Start Document section

# Stupidest/funniest tattoos



## bellemorte87 (Aug 5, 2009)

I absolutely LOVE tattoos but i googled some of the stupidest tattoos and funniest tattoos. here are some of what i found, feel free to post yours. This is all in fun


----------



## Murphy18 (Oct 17, 2008)

I found a pretty creepy one the other day but its x-rated so i cant post it.


----------



## blbig50 (Jan 1, 2009)

I would have to say the two girls one cup tatoo!


----------



## bellemorte87 (Aug 5, 2009)

two girls one cup tattoo???


----------



## RhomZilla (Feb 12, 2003)

bellemorte87 said:


> two girls one cup tattoo???


He's talking about the tattoo of his ex on his back. She was a conjoint twin with only 1 breast.. She was hot!!


----------



## AEROSICE (May 19, 2009)




----------



## TheWayThingsR (Jan 4, 2007)

^I dont know why they got that, but it looks almost real!


----------



## Wide_Eyed_Wanderer (Aug 22, 2006)




----------



## bellemorte87 (Aug 5, 2009)

wow that mugshot is pretty intense


----------



## primetime3wise (Sep 28, 2003)

someone's planning on never having a job. ^^


----------



## NeXuS (Aug 16, 2006)

i dont think he ever will have a job, i woulda swore i watched some show on prison and he was in it and said he had life in prison


----------



## RedneckR0nin (Nov 5, 2008)

He is gotta be in jail for life why else get a swazy on your forehead I know only one other that has that done \/


----------



## psychofish (Jun 5, 2004)

End Document section

= Task set =
a) Answer these from the tattoo thread:
(i) Why couldn't Murphy18 post the creepy tattoo they found?
(ii) What two kinds of tattoos did bellemorte87 search for on Google?
(iii) According to NeXuS, what did the man say on the prison show?
b) Return the passage of the tattoo thread starting with "i dont think" and going on through "(Nov 5, 2008)".

Start Data records

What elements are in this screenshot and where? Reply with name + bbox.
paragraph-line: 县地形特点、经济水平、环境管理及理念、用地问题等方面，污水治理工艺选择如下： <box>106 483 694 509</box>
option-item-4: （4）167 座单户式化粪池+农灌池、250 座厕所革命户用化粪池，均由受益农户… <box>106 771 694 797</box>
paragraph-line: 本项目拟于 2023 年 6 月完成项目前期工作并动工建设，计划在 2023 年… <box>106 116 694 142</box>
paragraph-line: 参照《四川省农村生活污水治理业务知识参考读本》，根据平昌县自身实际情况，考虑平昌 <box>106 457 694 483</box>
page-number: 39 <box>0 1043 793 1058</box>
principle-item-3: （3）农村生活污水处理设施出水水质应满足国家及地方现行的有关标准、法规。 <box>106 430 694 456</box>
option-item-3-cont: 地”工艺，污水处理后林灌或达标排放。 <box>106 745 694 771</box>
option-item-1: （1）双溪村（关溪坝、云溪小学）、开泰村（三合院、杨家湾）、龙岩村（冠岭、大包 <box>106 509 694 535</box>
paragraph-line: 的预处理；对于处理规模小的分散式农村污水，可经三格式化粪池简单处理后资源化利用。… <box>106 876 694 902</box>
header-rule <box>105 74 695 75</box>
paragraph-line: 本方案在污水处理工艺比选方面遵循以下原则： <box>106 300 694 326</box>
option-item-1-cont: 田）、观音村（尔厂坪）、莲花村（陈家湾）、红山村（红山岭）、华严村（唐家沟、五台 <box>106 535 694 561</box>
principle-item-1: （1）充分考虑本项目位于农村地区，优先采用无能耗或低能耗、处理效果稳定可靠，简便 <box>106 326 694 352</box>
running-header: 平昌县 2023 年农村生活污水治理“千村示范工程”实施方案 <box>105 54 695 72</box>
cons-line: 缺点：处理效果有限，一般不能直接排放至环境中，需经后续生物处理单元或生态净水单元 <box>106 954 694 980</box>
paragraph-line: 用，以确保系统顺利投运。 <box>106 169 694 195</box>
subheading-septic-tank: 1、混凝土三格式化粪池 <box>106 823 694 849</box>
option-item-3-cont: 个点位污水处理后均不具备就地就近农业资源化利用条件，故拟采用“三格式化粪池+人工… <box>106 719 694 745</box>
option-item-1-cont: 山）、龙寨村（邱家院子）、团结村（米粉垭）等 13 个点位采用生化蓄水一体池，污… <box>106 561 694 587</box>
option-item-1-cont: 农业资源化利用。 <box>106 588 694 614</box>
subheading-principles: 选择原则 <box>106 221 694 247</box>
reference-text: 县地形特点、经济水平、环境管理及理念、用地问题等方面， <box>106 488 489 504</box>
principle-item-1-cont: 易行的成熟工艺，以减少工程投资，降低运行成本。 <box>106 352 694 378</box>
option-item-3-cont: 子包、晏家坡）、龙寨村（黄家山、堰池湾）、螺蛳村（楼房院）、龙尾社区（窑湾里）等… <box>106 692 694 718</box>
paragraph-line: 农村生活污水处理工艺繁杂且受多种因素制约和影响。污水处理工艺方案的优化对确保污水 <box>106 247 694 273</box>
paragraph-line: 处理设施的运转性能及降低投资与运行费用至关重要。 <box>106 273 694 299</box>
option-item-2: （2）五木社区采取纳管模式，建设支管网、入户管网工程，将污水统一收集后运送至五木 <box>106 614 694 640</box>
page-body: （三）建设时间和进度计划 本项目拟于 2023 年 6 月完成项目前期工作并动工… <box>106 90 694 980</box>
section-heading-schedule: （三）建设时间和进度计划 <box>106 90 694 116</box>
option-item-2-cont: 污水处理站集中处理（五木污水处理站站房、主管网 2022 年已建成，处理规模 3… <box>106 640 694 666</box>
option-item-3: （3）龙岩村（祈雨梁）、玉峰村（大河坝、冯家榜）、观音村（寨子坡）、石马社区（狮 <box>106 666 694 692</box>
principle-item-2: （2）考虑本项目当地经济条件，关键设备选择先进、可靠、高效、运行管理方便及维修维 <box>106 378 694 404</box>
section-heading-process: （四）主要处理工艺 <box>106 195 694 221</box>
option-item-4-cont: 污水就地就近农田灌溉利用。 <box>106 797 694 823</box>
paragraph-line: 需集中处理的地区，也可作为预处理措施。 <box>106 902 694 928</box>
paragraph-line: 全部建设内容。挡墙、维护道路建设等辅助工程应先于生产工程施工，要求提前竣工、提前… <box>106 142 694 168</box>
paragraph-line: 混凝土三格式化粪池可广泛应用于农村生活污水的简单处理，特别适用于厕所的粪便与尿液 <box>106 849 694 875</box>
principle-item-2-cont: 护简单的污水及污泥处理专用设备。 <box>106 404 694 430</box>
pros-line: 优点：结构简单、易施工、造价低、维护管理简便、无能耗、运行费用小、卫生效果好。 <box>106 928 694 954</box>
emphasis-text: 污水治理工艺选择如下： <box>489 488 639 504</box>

End Data records

= Results in order =
a)
(i) It was x-rated.
(ii) The stupidest tattoos and the funniest tattoos.
(iii) He said he had life in prison.

b)
i dont think he ever will have a job, i woulda swore i watched some show on prison and he was in it and said he had life in prison


----------



## RedneckR0nin (Nov 5, 2008)